§ **What the exercise asks**:
Look through the data below and return each line where "和谐交融的智慧" appears.

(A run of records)
______

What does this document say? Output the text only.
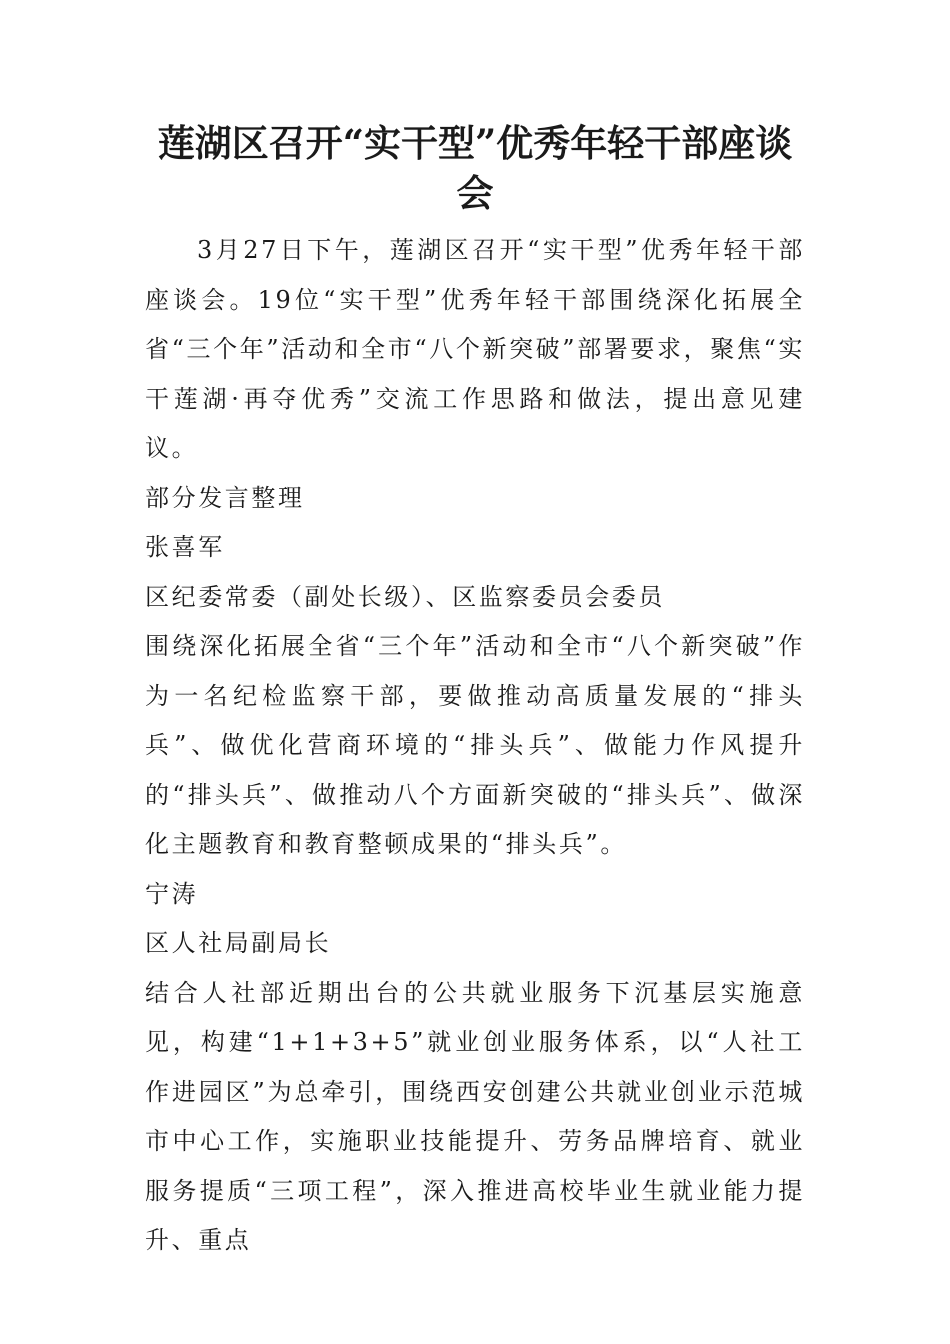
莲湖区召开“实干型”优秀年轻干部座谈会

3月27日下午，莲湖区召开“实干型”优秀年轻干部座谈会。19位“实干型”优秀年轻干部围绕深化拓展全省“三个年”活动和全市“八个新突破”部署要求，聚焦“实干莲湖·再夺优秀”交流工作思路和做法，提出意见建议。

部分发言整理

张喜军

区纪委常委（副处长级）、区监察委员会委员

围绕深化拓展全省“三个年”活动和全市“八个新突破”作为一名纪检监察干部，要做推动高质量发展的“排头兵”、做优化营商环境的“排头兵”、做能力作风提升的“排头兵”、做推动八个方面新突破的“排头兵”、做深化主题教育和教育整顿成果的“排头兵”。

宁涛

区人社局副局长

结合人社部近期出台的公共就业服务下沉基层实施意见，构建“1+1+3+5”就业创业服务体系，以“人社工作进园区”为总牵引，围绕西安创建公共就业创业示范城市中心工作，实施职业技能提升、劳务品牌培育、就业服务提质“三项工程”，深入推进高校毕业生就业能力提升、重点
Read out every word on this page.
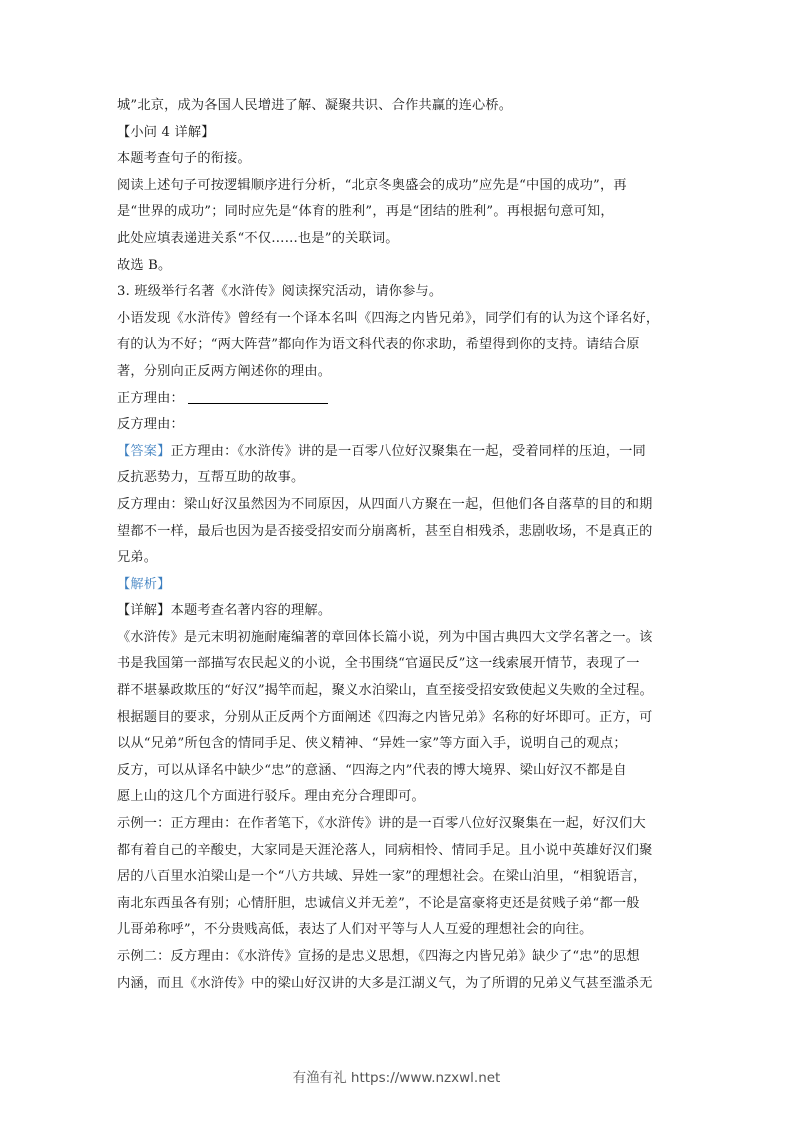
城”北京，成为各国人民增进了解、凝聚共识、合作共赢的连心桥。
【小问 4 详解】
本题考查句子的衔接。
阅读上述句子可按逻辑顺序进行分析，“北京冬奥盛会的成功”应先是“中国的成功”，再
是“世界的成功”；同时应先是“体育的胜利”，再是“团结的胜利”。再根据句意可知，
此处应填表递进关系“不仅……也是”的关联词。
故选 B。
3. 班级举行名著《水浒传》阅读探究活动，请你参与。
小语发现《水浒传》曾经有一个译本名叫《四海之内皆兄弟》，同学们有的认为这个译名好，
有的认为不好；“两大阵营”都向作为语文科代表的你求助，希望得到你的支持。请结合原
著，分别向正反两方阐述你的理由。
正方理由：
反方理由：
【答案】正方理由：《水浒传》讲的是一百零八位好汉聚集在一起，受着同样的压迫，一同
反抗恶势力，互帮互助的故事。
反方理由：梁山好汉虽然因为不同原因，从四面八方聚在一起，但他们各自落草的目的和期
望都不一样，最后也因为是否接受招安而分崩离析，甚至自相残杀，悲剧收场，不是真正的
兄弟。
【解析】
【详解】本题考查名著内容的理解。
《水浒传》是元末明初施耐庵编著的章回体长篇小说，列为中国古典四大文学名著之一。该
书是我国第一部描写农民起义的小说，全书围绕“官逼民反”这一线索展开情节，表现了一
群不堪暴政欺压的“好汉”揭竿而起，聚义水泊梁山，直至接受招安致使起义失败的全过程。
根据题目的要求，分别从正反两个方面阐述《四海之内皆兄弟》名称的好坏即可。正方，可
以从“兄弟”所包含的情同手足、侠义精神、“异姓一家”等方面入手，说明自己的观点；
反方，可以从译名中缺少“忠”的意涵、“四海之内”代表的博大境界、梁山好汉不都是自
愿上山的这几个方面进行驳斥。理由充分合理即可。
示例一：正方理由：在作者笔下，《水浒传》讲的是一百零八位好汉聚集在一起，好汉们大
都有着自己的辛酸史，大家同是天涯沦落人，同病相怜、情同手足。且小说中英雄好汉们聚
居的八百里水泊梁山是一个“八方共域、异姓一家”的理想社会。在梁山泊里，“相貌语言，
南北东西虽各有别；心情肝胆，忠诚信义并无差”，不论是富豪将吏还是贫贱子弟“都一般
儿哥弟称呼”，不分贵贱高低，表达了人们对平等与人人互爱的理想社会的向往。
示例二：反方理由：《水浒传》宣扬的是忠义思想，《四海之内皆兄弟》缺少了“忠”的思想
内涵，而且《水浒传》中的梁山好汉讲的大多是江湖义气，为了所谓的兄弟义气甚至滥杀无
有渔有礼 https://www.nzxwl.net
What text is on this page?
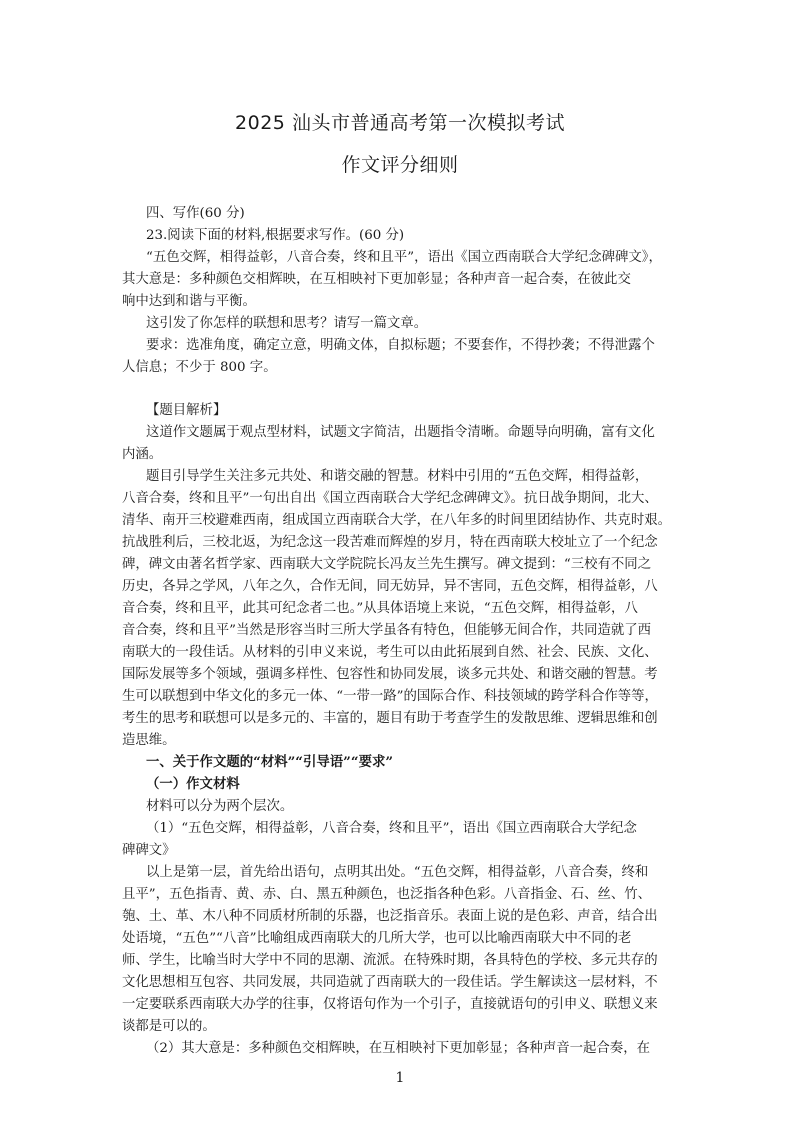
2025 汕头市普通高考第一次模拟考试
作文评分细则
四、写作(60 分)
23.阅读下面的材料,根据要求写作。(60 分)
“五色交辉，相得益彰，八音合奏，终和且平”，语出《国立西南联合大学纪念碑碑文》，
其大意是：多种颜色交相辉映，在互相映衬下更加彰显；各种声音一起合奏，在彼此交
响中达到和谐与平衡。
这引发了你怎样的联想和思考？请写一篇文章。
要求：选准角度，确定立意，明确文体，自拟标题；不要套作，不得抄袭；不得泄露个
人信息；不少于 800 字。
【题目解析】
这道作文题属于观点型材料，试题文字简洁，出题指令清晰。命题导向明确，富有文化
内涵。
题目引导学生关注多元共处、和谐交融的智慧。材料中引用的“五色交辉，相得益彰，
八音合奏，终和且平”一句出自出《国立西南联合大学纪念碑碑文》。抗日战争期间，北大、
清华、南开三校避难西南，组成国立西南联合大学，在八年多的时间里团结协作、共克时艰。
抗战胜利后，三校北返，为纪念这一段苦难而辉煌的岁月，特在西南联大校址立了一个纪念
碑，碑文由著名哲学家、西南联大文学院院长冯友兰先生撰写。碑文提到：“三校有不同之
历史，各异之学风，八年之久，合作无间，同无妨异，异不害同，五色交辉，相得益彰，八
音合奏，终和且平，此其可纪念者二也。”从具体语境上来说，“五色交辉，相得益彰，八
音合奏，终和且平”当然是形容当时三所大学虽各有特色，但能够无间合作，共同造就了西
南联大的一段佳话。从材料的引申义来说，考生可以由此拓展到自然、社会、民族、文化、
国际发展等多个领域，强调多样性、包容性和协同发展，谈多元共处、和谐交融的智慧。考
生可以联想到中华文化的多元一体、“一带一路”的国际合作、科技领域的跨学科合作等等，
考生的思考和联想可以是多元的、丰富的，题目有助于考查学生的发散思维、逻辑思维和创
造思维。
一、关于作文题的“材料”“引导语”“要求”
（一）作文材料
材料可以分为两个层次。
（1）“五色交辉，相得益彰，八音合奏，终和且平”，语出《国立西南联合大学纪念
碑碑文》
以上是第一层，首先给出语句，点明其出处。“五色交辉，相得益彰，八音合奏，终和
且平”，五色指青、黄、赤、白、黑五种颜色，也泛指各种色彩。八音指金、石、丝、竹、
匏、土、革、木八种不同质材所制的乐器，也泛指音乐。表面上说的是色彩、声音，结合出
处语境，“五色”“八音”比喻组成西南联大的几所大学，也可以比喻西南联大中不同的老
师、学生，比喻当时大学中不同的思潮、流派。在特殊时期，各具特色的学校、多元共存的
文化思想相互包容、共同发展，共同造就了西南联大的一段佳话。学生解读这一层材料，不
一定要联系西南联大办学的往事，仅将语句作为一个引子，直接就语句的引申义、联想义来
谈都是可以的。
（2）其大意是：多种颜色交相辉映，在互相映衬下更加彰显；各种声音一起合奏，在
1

______

§ **Complete response**:
题目引导学生关注多元共处、和谐交融的智慧。材料中引用的“五色交辉，相得益彰，
国际发展等多个领域，强调多样性、包容性和协同发展，谈多元共处、和谐交融的智慧。考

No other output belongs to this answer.